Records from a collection
----------------------------------------
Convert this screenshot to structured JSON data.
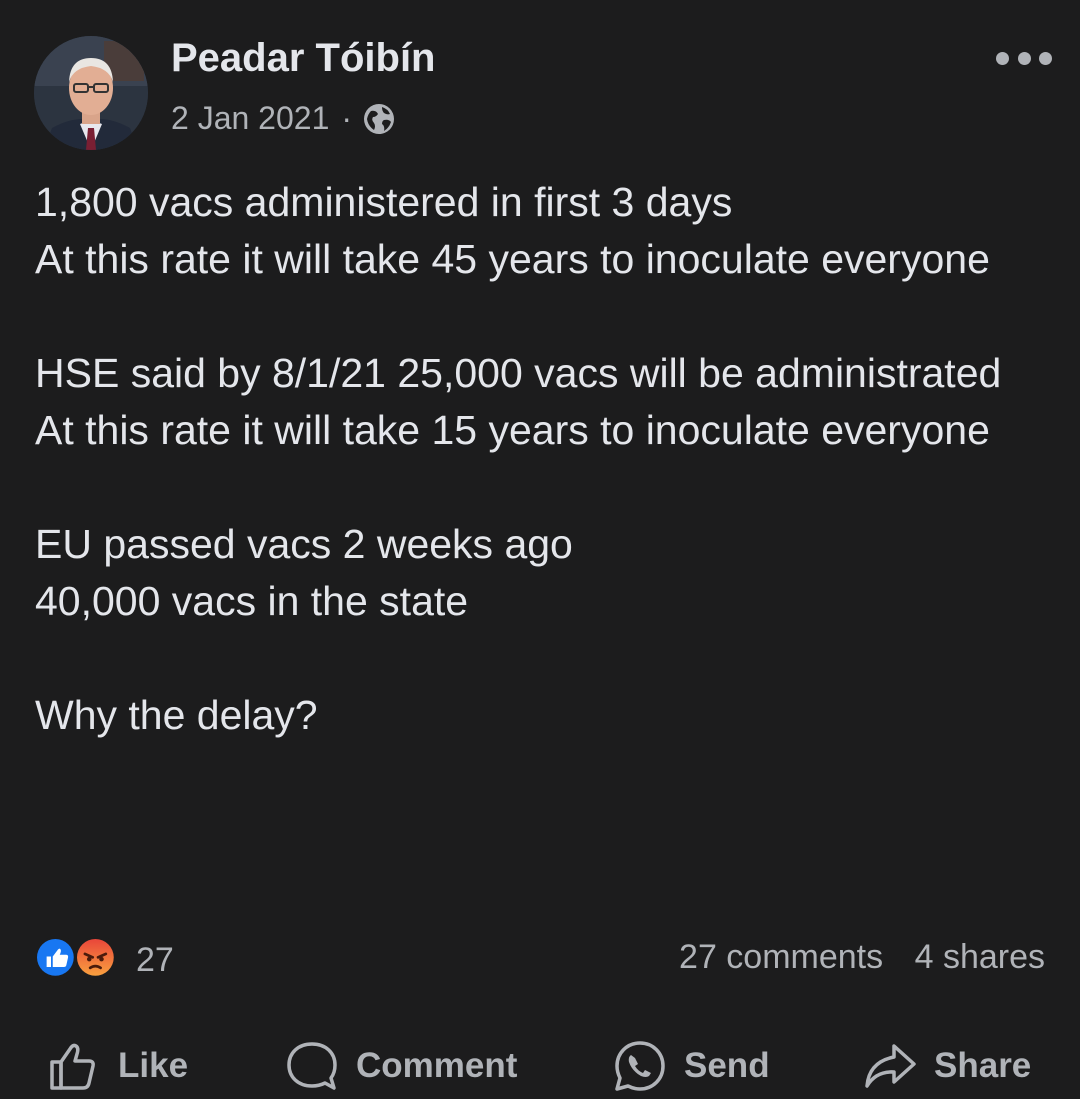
{
  "post": {
    "author": "Peadar Tóibín",
    "date": "2 Jan 2021",
    "separator": "·",
    "privacy_icon": "globe-icon",
    "paragraphs": [
      "1,800 vacs administered in first 3 days\nAt this rate it will take 45 years to inoculate everyone",
      "HSE said by 8/1/21 25,000 vacs will be administrated\nAt this rate it will take 15 years to inoculate everyone",
      "EU passed vacs 2 weeks ago\n40,000 vacs in the state",
      "Why the delay?"
    ]
  },
  "reactions": {
    "icons": [
      "like-reaction-icon",
      "angry-reaction-icon"
    ],
    "count": "27",
    "comments": "27 comments",
    "shares": "4 shares"
  },
  "actions": {
    "like": "Like",
    "comment": "Comment",
    "send": "Send",
    "share": "Share"
  },
  "colors": {
    "background": "#1c1c1d",
    "text": "#e4e6eb",
    "secondary_text": "#b0b3b8",
    "like_blue": "#1877f2",
    "angry_orange": "#f0712a"
  }
}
----------------------------------------
* Brief:
Restate the data above exactly, stripping out each image.

* Result below:
Convert this screenshot to structured JSON data.
{
  "post": {
    "author": "Peadar Tóibín",
    "date": "2 Jan 2021",
    "separator": "·",
    "privacy_icon": "globe-icon",
    "paragraphs": [
      "1,800 vacs administered in first 3 days\nAt this rate it will take 45 years to inoculate everyone",
      "HSE said by 8/1/21 25,000 vacs will be administrated\nAt this rate it will take 15 years to inoculate everyone",
      "EU passed vacs 2 weeks ago\n40,000 vacs in the state",
      "Why the delay?"
    ]
  },
  "reactions": {
    "icons": [
      "like-reaction-icon",
      "angry-reaction-icon"
    ],
    "count": "27",
    "comments": "27 comments",
    "shares": "4 shares"
  },
  "actions": {
    "like": "Like",
    "comment": "Comment",
    "send": "Send",
    "share": "Share"
  },
  "colors": {
    "background": "#1c1c1d",
    "text": "#e4e6eb",
    "secondary_text": "#b0b3b8",
    "like_blue": "#1877f2",
    "angry_orange": "#f0712a"
  }
}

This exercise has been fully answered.